──────── 読む文章 ────────
学習塾が倒産後も

私は大学4年間ある塾で個別指導のアルバイトをしていました。その塾は私が中学生の時に通っていた塾で、当時は生徒も先生も凄く多く、全盛期だったと思います。その頃は進学塾で、難関中学、高校への受験指導をしてくれる塾でした。

その塾に最初からいた古株の先生から、大学入学と同時に家に電話がかかってきて、「個別指導も始めたからアルバイトに来ないか?」と誘いがあったので、自分が通っていた塾で気心も知れているという事で直ぐに決めました。

その古株の先生は塾長と若い頃から友達のようで、その塾を一緒に立ち上げたとの事でした。塾長はちょっと気難しいような雰囲気の人でしたが、その古株の先生は、私が生徒の頃からとても気さくで優しく、生徒からも大人気の先生でした。その先生が個別指導のアルバイトの管理を全般的に引き受けていたので、夏休みに海外旅行に行きたくて「まとめて休みを取りたい」と言っても、合わない生徒がいて「変えて欲しい」と言っても、全て要望を聞き入れてくれるので何とも居心地のよい職場でした。アルバイト仲間も、ほとんどが元塾生なので、みんなその先生の教え子で、居心地良さそうに伸び伸びとアルバイトを続けていたと思います。

ですが、1年ごとに何となく塾全体に活気が無くなっていっているような印象はありました。私達の頃はビルを4ヶ所ぐらい借りていたのに、年々閉鎖されていき、最後は本部がある1ヶ所だけになりましたし、その3階建ての教室全てがいつもパンパンだったのが、段々使われていない教室も出て来ました。

「塾の経営が傾いているのかな?」とも思いましたが、凄く居心地が良いし、何より時給が凄く良く、定期的にその古株先生が飲み会を開いてくれて焼肉食べ放題、カラオケなど全て奢りだったので、「まあ大丈夫でしょう」とアルバイト仲間みんなが軽く考えていたと思います。でも、使われていない教室、つまり電気がつけられない教室が増えていき、本気でビル全体に明るさが無くなってきた時に、その古株先生からアルバイト全員が呼び出されました。

「塾が倒産したから」との事でした。話しを聞いてみると、3ヶ月ほど正社員の先生達はお給料が払われていないとの事でした。私達アルバイトにはきっちりお給料が振り込まれてきたのですが、それは実は古株先生のポケットマネーから払われていたのでした。先生は自分が呼び集めた元教え子だから自分に責任があると思っていたようでした。でも、塾長だって、私達が生徒の頃から塾長だったのだから元教え子なわけだし、合格率にも貢献してきたのに、自分は知らん顔かと思うと腹が立ちました。
──────── 取り出した項目 ────────
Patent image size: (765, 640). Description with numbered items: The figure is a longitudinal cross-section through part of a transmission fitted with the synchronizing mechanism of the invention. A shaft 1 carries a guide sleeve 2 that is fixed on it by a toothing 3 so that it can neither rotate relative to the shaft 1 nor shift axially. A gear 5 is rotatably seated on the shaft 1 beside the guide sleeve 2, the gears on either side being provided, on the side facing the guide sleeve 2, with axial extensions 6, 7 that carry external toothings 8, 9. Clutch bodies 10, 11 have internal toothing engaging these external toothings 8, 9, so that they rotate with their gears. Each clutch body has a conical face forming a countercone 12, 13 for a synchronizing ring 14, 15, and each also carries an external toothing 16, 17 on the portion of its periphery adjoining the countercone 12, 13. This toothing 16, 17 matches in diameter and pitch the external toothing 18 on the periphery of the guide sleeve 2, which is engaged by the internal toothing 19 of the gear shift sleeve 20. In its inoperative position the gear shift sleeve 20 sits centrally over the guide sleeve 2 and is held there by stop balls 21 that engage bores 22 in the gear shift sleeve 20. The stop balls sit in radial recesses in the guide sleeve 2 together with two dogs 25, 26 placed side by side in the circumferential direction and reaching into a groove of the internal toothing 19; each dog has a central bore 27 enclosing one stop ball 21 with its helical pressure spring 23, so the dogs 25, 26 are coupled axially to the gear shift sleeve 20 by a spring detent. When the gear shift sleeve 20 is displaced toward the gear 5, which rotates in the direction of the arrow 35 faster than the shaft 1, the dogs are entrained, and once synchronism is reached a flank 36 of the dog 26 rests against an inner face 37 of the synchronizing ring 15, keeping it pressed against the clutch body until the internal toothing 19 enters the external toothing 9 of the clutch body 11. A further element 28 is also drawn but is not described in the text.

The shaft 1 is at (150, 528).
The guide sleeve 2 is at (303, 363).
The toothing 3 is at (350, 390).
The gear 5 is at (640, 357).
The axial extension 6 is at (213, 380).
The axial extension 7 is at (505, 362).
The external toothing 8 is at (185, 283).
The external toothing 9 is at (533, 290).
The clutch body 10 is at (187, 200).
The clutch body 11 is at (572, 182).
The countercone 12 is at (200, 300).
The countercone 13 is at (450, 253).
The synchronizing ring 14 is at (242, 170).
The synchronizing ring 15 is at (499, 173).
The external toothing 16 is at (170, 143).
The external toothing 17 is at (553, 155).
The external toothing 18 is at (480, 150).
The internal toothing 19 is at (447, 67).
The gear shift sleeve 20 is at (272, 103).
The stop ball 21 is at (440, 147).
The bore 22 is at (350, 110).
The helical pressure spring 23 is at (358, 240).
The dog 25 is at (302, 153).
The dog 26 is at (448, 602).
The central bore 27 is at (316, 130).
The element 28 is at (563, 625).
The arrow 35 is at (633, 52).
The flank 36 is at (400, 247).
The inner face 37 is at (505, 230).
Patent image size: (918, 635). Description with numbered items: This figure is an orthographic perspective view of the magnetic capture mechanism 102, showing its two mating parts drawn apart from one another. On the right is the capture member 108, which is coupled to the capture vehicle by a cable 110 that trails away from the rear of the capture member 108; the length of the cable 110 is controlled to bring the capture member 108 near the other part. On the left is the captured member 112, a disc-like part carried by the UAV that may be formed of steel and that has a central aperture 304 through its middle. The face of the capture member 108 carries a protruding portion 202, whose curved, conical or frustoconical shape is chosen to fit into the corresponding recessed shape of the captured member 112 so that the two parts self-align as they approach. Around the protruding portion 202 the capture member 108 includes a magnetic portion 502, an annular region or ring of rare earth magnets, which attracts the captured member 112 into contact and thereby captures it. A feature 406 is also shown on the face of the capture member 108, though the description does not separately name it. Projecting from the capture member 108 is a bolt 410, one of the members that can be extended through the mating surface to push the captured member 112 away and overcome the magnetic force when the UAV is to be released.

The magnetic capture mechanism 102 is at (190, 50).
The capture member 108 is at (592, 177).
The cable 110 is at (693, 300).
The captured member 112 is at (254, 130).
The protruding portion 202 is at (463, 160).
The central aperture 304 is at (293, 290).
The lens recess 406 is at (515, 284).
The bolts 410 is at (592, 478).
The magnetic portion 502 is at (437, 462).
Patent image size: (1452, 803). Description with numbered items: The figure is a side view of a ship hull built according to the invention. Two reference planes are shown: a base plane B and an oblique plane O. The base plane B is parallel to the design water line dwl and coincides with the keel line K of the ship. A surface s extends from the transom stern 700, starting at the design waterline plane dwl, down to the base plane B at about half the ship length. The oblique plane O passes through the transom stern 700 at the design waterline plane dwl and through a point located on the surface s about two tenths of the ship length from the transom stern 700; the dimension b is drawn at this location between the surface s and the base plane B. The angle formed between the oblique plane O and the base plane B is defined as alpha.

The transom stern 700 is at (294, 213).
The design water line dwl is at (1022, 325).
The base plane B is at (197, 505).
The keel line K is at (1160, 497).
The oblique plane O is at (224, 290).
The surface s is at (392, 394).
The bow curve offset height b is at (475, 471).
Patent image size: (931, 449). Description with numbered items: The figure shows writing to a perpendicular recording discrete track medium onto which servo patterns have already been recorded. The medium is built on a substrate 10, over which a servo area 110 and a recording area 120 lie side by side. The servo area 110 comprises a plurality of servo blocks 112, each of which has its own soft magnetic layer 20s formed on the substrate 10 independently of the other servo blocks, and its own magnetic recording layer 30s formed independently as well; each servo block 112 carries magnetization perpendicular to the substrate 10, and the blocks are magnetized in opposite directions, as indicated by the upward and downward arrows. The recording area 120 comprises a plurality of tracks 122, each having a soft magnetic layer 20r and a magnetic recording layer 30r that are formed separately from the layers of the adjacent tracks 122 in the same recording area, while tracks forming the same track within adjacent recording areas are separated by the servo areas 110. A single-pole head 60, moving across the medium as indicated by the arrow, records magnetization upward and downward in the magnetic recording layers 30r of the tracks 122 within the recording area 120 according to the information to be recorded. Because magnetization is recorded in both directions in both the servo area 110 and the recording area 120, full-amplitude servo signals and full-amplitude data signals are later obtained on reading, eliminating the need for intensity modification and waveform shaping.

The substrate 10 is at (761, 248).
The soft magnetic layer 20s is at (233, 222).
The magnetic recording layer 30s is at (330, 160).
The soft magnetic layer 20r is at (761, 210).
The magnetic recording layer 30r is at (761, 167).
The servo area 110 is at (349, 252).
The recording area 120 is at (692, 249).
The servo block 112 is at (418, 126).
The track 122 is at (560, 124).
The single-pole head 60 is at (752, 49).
────────
- やること
a – 塾の倒産の話で、アルバイトの給料は実際には誰のお金から払われていましたか。
b – 塾の倒産の話の続きを書いてください。
項目は、塾の倒産の話とは別の資料です。

- 答え
a – 古株の先生のポケットマネーから払われていました。

b –
どうも、その塾長が株か何かに手を出し失敗したようでした。最後は自己破産したとの事ですが、その古株先生から倒産の事実を聞いてからは一度も塾長に会う事はありませんでした。私が知っている塾長は凄い大きな外車に乗り、恰幅も凄くいい人だったので、これでもかと言うほど偉ばっているように見えました。

でも運悪く、その倒産宣言があったのがちょうど年末で、もう少しで受験という時期だったのです。なのでその古株先生から頼まれて、自分の担当している生徒の受験が終わるまではアルバイトを続けるようにお願いされました。

「お給料はどうなるの?」と不安はありましたが、その古株先生が「アルバイトには迷惑かけないように自分が何とかするから」と言うし、さんざんお世話になってきたのに今更「一抜けた」とも言えず、そのお願いをみんな承諾しました。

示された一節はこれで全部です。